:: EXERCISE GOAL ::
Pictures do not belong in the copy; transcribe everything else in the records exactly.

:: Chart and figure data ::
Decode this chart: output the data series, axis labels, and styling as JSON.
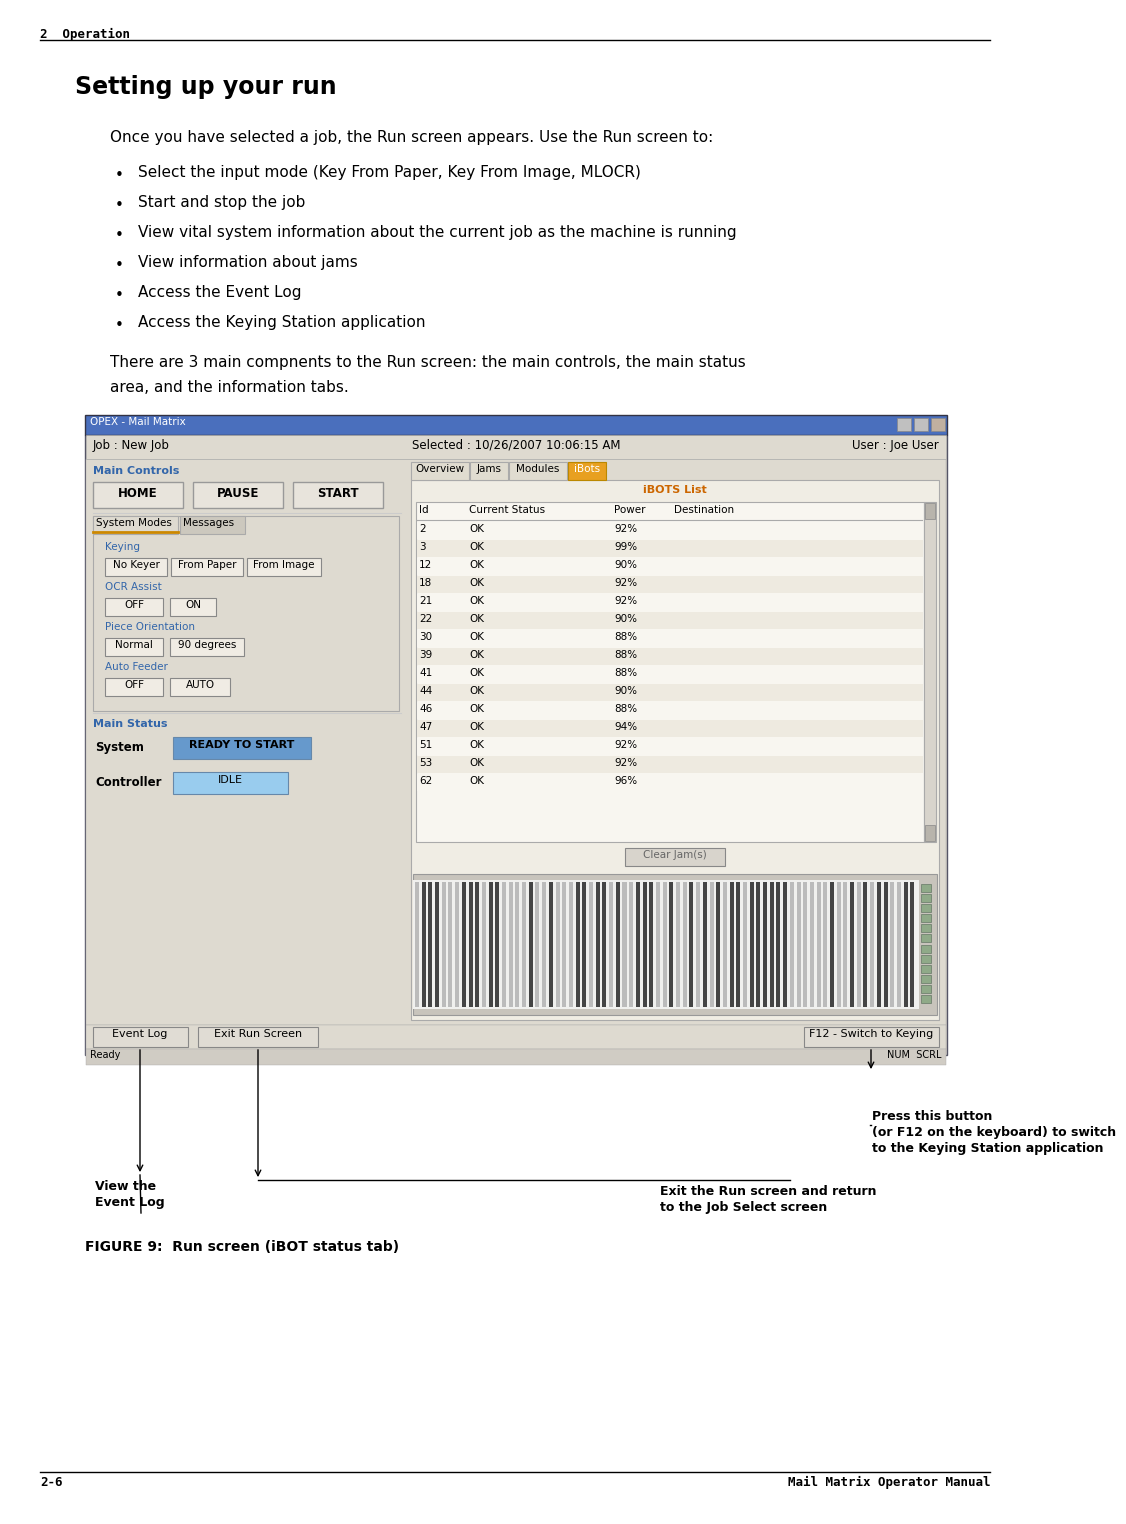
{
  "bg_color": "#ffffff",
  "header_text": "2  Operation",
  "title": "Setting up your run",
  "intro": "Once you have selected a job, the Run screen appears. Use the Run screen to:",
  "bullets": [
    "Select the input mode (Key From Paper, Key From Image, MLOCR)",
    "Start and stop the job",
    "View vital system information about the current job as the machine is running",
    "View information about jams",
    "Access the Event Log",
    "Access the Keying Station application"
  ],
  "para2_line1": "There are 3 main compnents to the Run screen: the main controls, the main status",
  "para2_line2": "area, and the information tabs.",
  "figure_caption": "FIGURE 9:  Run screen (iBOT status tab)",
  "footer_left": "2-6",
  "footer_right": "Mail Matrix Operator Manual",
  "annotation_right_line1": "Press this button",
  "annotation_right_line2": "(or F12 on the keyboard) to switch",
  "annotation_right_line3": "to the Keying Station application",
  "annotation_bl_line1": "View the",
  "annotation_bl_line2": "Event Log",
  "annotation_br_line1": "Exit the Run screen and return",
  "annotation_br_line2": "to the Job Select screen",
  "win_title": "OPEX - Mail Matrix",
  "win_title_bar_color": "#4a6fbd",
  "win_bg": "#d4d0c8",
  "win_inner_bg": "#dedad0",
  "job_text": "Job : New Job",
  "selected_text": "Selected : 10/26/2007 10:06:15 AM",
  "user_text": "User : Joe User",
  "main_controls_label": "Main Controls",
  "btn_home": "HOME",
  "btn_pause": "PAUSE",
  "btn_start": "START",
  "tab_overview": "Overview",
  "tab_jams": "Jams",
  "tab_modules": "Modules",
  "tab_ibots": "iBots",
  "ibots_list_title": "iBOTS List",
  "ibot_ids": [
    2,
    3,
    12,
    18,
    21,
    22,
    30,
    39,
    41,
    44,
    46,
    47,
    51,
    53,
    62
  ],
  "ibot_statuses": [
    "OK",
    "OK",
    "OK",
    "OK",
    "OK",
    "OK",
    "OK",
    "OK",
    "OK",
    "OK",
    "OK",
    "OK",
    "OK",
    "OK",
    "OK"
  ],
  "ibot_powers": [
    "92%",
    "99%",
    "90%",
    "92%",
    "92%",
    "90%",
    "88%",
    "88%",
    "88%",
    "90%",
    "88%",
    "94%",
    "92%",
    "92%",
    "96%"
  ],
  "system_modes_tab": "System Modes",
  "messages_tab": "Messages",
  "keying_label": "Keying",
  "btn_no_keyer": "No Keyer",
  "btn_from_paper": "From Paper",
  "btn_from_image": "From Image",
  "ocr_label": "OCR Assist",
  "btn_off1": "OFF",
  "btn_on": "ON",
  "piece_label": "Piece Orientation",
  "btn_normal": "Normal",
  "btn_90": "90 degrees",
  "auto_label": "Auto Feeder",
  "btn_off2": "OFF",
  "btn_auto": "AUTO",
  "main_status_label": "Main Status",
  "system_label": "System",
  "system_status": "READY TO START",
  "controller_label": "Controller",
  "controller_status": "IDLE",
  "btn_event_log": "Event Log",
  "btn_exit_run": "Exit Run Screen",
  "btn_f12": "F12 - Switch to Keying",
  "label_color_blue": "#3366aa",
  "status_ready_bg": "#6699cc",
  "status_idle_bg": "#99ccee",
  "clear_jams_btn": "Clear Jam(s)",
  "ready_text": "Ready",
  "num_scrl_text": "NUM  SCRL"
}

:: EXPECTED OUTPUT ::
Decode this chart: output the data series, axis labels, and styling as JSON.
{
  "bg_color": "#ffffff",
  "header_text": "2  Operation",
  "title": "Setting up your run",
  "intro": "Once you have selected a job, the Run screen appears. Use the Run screen to:",
  "bullets": [
    "Select the input mode (Key From Paper, Key From Image, MLOCR)",
    "Start and stop the job",
    "View vital system information about the current job as the machine is running",
    "View information about jams",
    "Access the Event Log",
    "Access the Keying Station application"
  ],
  "para2_line1": "There are 3 main compnents to the Run screen: the main controls, the main status",
  "para2_line2": "area, and the information tabs.",
  "figure_caption": "FIGURE 9:  Run screen (iBOT status tab)",
  "footer_left": "2-6",
  "footer_right": "Mail Matrix Operator Manual",
  "annotation_right_line1": "Press this button",
  "annotation_right_line2": "(or F12 on the keyboard) to switch",
  "annotation_right_line3": "to the Keying Station application",
  "annotation_bl_line1": "View the",
  "annotation_bl_line2": "Event Log",
  "annotation_br_line1": "Exit the Run screen and return",
  "annotation_br_line2": "to the Job Select screen",
  "win_title": "OPEX - Mail Matrix",
  "win_title_bar_color": "#4a6fbd",
  "win_bg": "#d4d0c8",
  "win_inner_bg": "#dedad0",
  "job_text": "Job : New Job",
  "selected_text": "Selected : 10/26/2007 10:06:15 AM",
  "user_text": "User : Joe User",
  "main_controls_label": "Main Controls",
  "btn_home": "HOME",
  "btn_pause": "PAUSE",
  "btn_start": "START",
  "tab_overview": "Overview",
  "tab_jams": "Jams",
  "tab_modules": "Modules",
  "tab_ibots": "iBots",
  "ibots_list_title": "iBOTS List",
  "ibot_ids": [
    2,
    3,
    12,
    18,
    21,
    22,
    30,
    39,
    41,
    44,
    46,
    47,
    51,
    53,
    62
  ],
  "ibot_statuses": [
    "OK",
    "OK",
    "OK",
    "OK",
    "OK",
    "OK",
    "OK",
    "OK",
    "OK",
    "OK",
    "OK",
    "OK",
    "OK",
    "OK",
    "OK"
  ],
  "ibot_powers": [
    "92%",
    "99%",
    "90%",
    "92%",
    "92%",
    "90%",
    "88%",
    "88%",
    "88%",
    "90%",
    "88%",
    "94%",
    "92%",
    "92%",
    "96%"
  ],
  "system_modes_tab": "System Modes",
  "messages_tab": "Messages",
  "keying_label": "Keying",
  "btn_no_keyer": "No Keyer",
  "btn_from_paper": "From Paper",
  "btn_from_image": "From Image",
  "ocr_label": "OCR Assist",
  "btn_off1": "OFF",
  "btn_on": "ON",
  "piece_label": "Piece Orientation",
  "btn_normal": "Normal",
  "btn_90": "90 degrees",
  "auto_label": "Auto Feeder",
  "btn_off2": "OFF",
  "btn_auto": "AUTO",
  "main_status_label": "Main Status",
  "system_label": "System",
  "system_status": "READY TO START",
  "controller_label": "Controller",
  "controller_status": "IDLE",
  "btn_event_log": "Event Log",
  "btn_exit_run": "Exit Run Screen",
  "btn_f12": "F12 - Switch to Keying",
  "label_color_blue": "#3366aa",
  "status_ready_bg": "#6699cc",
  "status_idle_bg": "#99ccee",
  "clear_jams_btn": "Clear Jam(s)",
  "ready_text": "Ready",
  "num_scrl_text": "NUM  SCRL"
}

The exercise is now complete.